◆ Work item
Your reproduction of the entries should be exact and should contain no pictures.
Source material Start Marker
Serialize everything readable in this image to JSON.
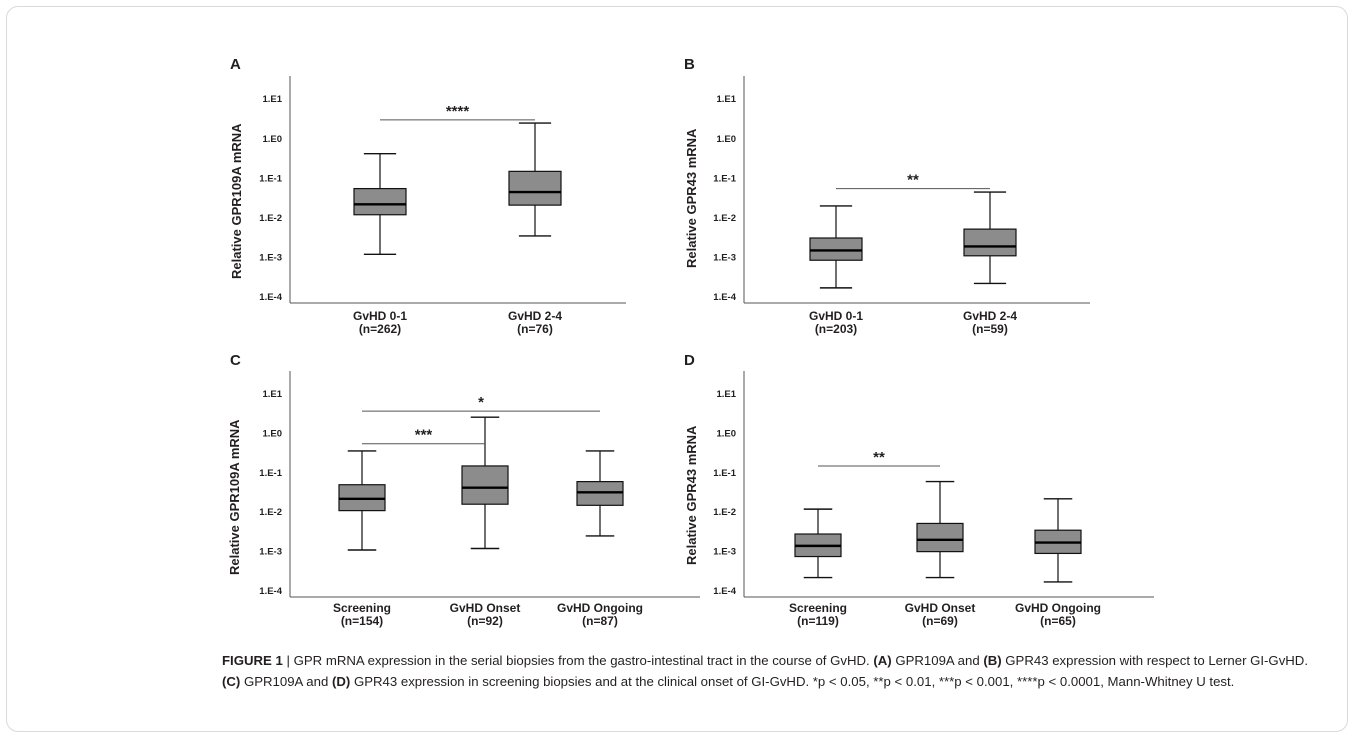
{
  "figure": {
    "caption": {
      "label": "FIGURE 1",
      "separator": " | ",
      "text": "GPR mRNA expression in the serial biopsies from the gastro-intestinal tract in the course of GvHD. (A) GPR109A and (B) GPR43 expression with respect to Lerner GI-GvHD. (C) GPR109A and (D) GPR43 expression in screening biopsies and at the clinical onset of GI-GvHD. *p < 0.05, **p < 0.01, ***p < 0.001, ****p < 0.0001, Mann-Whitney U test."
    }
  },
  "chart_data": [
    {
      "panel": "A",
      "type": "box",
      "ylabel": "Relative GPR109A mRNA",
      "yscale": "log",
      "yticks": [
        "1.E-4",
        "1.E-3",
        "1.E-2",
        "1.E-1",
        "1.E0",
        "1.E1"
      ],
      "ylim": [
        0.0001,
        10
      ],
      "categories": [
        {
          "name": "GvHD 0-1",
          "n": "(n=262)"
        },
        {
          "name": "GvHD 2-4",
          "n": "(n=76)"
        }
      ],
      "boxes": [
        {
          "min": 0.0012,
          "q1": 0.012,
          "median": 0.022,
          "q3": 0.055,
          "max": 0.42
        },
        {
          "min": 0.0035,
          "q1": 0.021,
          "median": 0.045,
          "q3": 0.15,
          "max": 2.5
        }
      ],
      "significance": [
        {
          "from": 0,
          "to": 1,
          "label": "****",
          "y": 3.0
        }
      ]
    },
    {
      "panel": "B",
      "type": "box",
      "ylabel": "Relative GPR43 mRNA",
      "yscale": "log",
      "yticks": [
        "1.E-4",
        "1.E-3",
        "1.E-2",
        "1.E-1",
        "1.E0",
        "1.E1"
      ],
      "ylim": [
        0.0001,
        10
      ],
      "categories": [
        {
          "name": "GvHD 0-1",
          "n": "(n=203)"
        },
        {
          "name": "GvHD 2-4",
          "n": "(n=59)"
        }
      ],
      "boxes": [
        {
          "min": 0.00017,
          "q1": 0.00085,
          "median": 0.0015,
          "q3": 0.0031,
          "max": 0.02
        },
        {
          "min": 0.00022,
          "q1": 0.0011,
          "median": 0.0019,
          "q3": 0.0052,
          "max": 0.045
        }
      ],
      "significance": [
        {
          "from": 0,
          "to": 1,
          "label": "**",
          "y": 0.055
        }
      ]
    },
    {
      "panel": "C",
      "type": "box",
      "ylabel": "Relative GPR109A mRNA",
      "yscale": "log",
      "yticks": [
        "1.E-4",
        "1.E-3",
        "1.E-2",
        "1.E-1",
        "1.E0",
        "1.E1"
      ],
      "ylim": [
        0.0001,
        10
      ],
      "categories": [
        {
          "name": "Screening",
          "n": "(n=154)"
        },
        {
          "name": "GvHD Onset",
          "n": "(n=92)"
        },
        {
          "name": "GvHD Ongoing",
          "n": "(n=87)"
        }
      ],
      "boxes": [
        {
          "min": 0.0011,
          "q1": 0.011,
          "median": 0.022,
          "q3": 0.05,
          "max": 0.36
        },
        {
          "min": 0.0012,
          "q1": 0.016,
          "median": 0.042,
          "q3": 0.15,
          "max": 2.6
        },
        {
          "min": 0.0025,
          "q1": 0.015,
          "median": 0.032,
          "q3": 0.06,
          "max": 0.36
        }
      ],
      "significance": [
        {
          "from": 0,
          "to": 2,
          "label": "*",
          "y": 3.7
        },
        {
          "from": 0,
          "to": 1,
          "label": "***",
          "y": 0.55
        }
      ]
    },
    {
      "panel": "D",
      "type": "box",
      "ylabel": "Relative GPR43 mRNA",
      "yscale": "log",
      "yticks": [
        "1.E-4",
        "1.E-3",
        "1.E-2",
        "1.E-1",
        "1.E0",
        "1.E1"
      ],
      "ylim": [
        0.0001,
        10
      ],
      "categories": [
        {
          "name": "Screening",
          "n": "(n=119)"
        },
        {
          "name": "GvHD Onset",
          "n": "(n=69)"
        },
        {
          "name": "GvHD Ongoing",
          "n": "(n=65)"
        }
      ],
      "boxes": [
        {
          "min": 0.00022,
          "q1": 0.00075,
          "median": 0.0014,
          "q3": 0.0028,
          "max": 0.012
        },
        {
          "min": 0.00022,
          "q1": 0.001,
          "median": 0.002,
          "q3": 0.0052,
          "max": 0.06
        },
        {
          "min": 0.00017,
          "q1": 0.0009,
          "median": 0.0017,
          "q3": 0.0035,
          "max": 0.022
        }
      ],
      "significance": [
        {
          "from": 0,
          "to": 1,
          "label": "**",
          "y": 0.15
        }
      ]
    }
  ]
}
Source material End Marker
◆ Result
Serialize everything readable in this image to JSON.
{
  "figure": {
    "caption": {
      "label": "FIGURE 1",
      "separator": " | ",
      "text": "GPR mRNA expression in the serial biopsies from the gastro-intestinal tract in the course of GvHD. (A) GPR109A and (B) GPR43 expression with respect to Lerner GI-GvHD. (C) GPR109A and (D) GPR43 expression in screening biopsies and at the clinical onset of GI-GvHD. *p < 0.05, **p < 0.01, ***p < 0.001, ****p < 0.0001, Mann-Whitney U test."
    }
  },
  "chart_data": [
    {
      "panel": "A",
      "type": "box",
      "ylabel": "Relative GPR109A mRNA",
      "yscale": "log",
      "yticks": [
        "1.E-4",
        "1.E-3",
        "1.E-2",
        "1.E-1",
        "1.E0",
        "1.E1"
      ],
      "ylim": [
        0.0001,
        10
      ],
      "categories": [
        {
          "name": "GvHD 0-1",
          "n": "(n=262)"
        },
        {
          "name": "GvHD 2-4",
          "n": "(n=76)"
        }
      ],
      "boxes": [
        {
          "min": 0.0012,
          "q1": 0.012,
          "median": 0.022,
          "q3": 0.055,
          "max": 0.42
        },
        {
          "min": 0.0035,
          "q1": 0.021,
          "median": 0.045,
          "q3": 0.15,
          "max": 2.5
        }
      ],
      "significance": [
        {
          "from": 0,
          "to": 1,
          "label": "****",
          "y": 3.0
        }
      ]
    },
    {
      "panel": "B",
      "type": "box",
      "ylabel": "Relative GPR43 mRNA",
      "yscale": "log",
      "yticks": [
        "1.E-4",
        "1.E-3",
        "1.E-2",
        "1.E-1",
        "1.E0",
        "1.E1"
      ],
      "ylim": [
        0.0001,
        10
      ],
      "categories": [
        {
          "name": "GvHD 0-1",
          "n": "(n=203)"
        },
        {
          "name": "GvHD 2-4",
          "n": "(n=59)"
        }
      ],
      "boxes": [
        {
          "min": 0.00017,
          "q1": 0.00085,
          "median": 0.0015,
          "q3": 0.0031,
          "max": 0.02
        },
        {
          "min": 0.00022,
          "q1": 0.0011,
          "median": 0.0019,
          "q3": 0.0052,
          "max": 0.045
        }
      ],
      "significance": [
        {
          "from": 0,
          "to": 1,
          "label": "**",
          "y": 0.055
        }
      ]
    },
    {
      "panel": "C",
      "type": "box",
      "ylabel": "Relative GPR109A mRNA",
      "yscale": "log",
      "yticks": [
        "1.E-4",
        "1.E-3",
        "1.E-2",
        "1.E-1",
        "1.E0",
        "1.E1"
      ],
      "ylim": [
        0.0001,
        10
      ],
      "categories": [
        {
          "name": "Screening",
          "n": "(n=154)"
        },
        {
          "name": "GvHD Onset",
          "n": "(n=92)"
        },
        {
          "name": "GvHD Ongoing",
          "n": "(n=87)"
        }
      ],
      "boxes": [
        {
          "min": 0.0011,
          "q1": 0.011,
          "median": 0.022,
          "q3": 0.05,
          "max": 0.36
        },
        {
          "min": 0.0012,
          "q1": 0.016,
          "median": 0.042,
          "q3": 0.15,
          "max": 2.6
        },
        {
          "min": 0.0025,
          "q1": 0.015,
          "median": 0.032,
          "q3": 0.06,
          "max": 0.36
        }
      ],
      "significance": [
        {
          "from": 0,
          "to": 2,
          "label": "*",
          "y": 3.7
        },
        {
          "from": 0,
          "to": 1,
          "label": "***",
          "y": 0.55
        }
      ]
    },
    {
      "panel": "D",
      "type": "box",
      "ylabel": "Relative GPR43 mRNA",
      "yscale": "log",
      "yticks": [
        "1.E-4",
        "1.E-3",
        "1.E-2",
        "1.E-1",
        "1.E0",
        "1.E1"
      ],
      "ylim": [
        0.0001,
        10
      ],
      "categories": [
        {
          "name": "Screening",
          "n": "(n=119)"
        },
        {
          "name": "GvHD Onset",
          "n": "(n=69)"
        },
        {
          "name": "GvHD Ongoing",
          "n": "(n=65)"
        }
      ],
      "boxes": [
        {
          "min": 0.00022,
          "q1": 0.00075,
          "median": 0.0014,
          "q3": 0.0028,
          "max": 0.012
        },
        {
          "min": 0.00022,
          "q1": 0.001,
          "median": 0.002,
          "q3": 0.0052,
          "max": 0.06
        },
        {
          "min": 0.00017,
          "q1": 0.0009,
          "median": 0.0017,
          "q3": 0.0035,
          "max": 0.022
        }
      ],
      "significance": [
        {
          "from": 0,
          "to": 1,
          "label": "**",
          "y": 0.15
        }
      ]
    }
  ]
}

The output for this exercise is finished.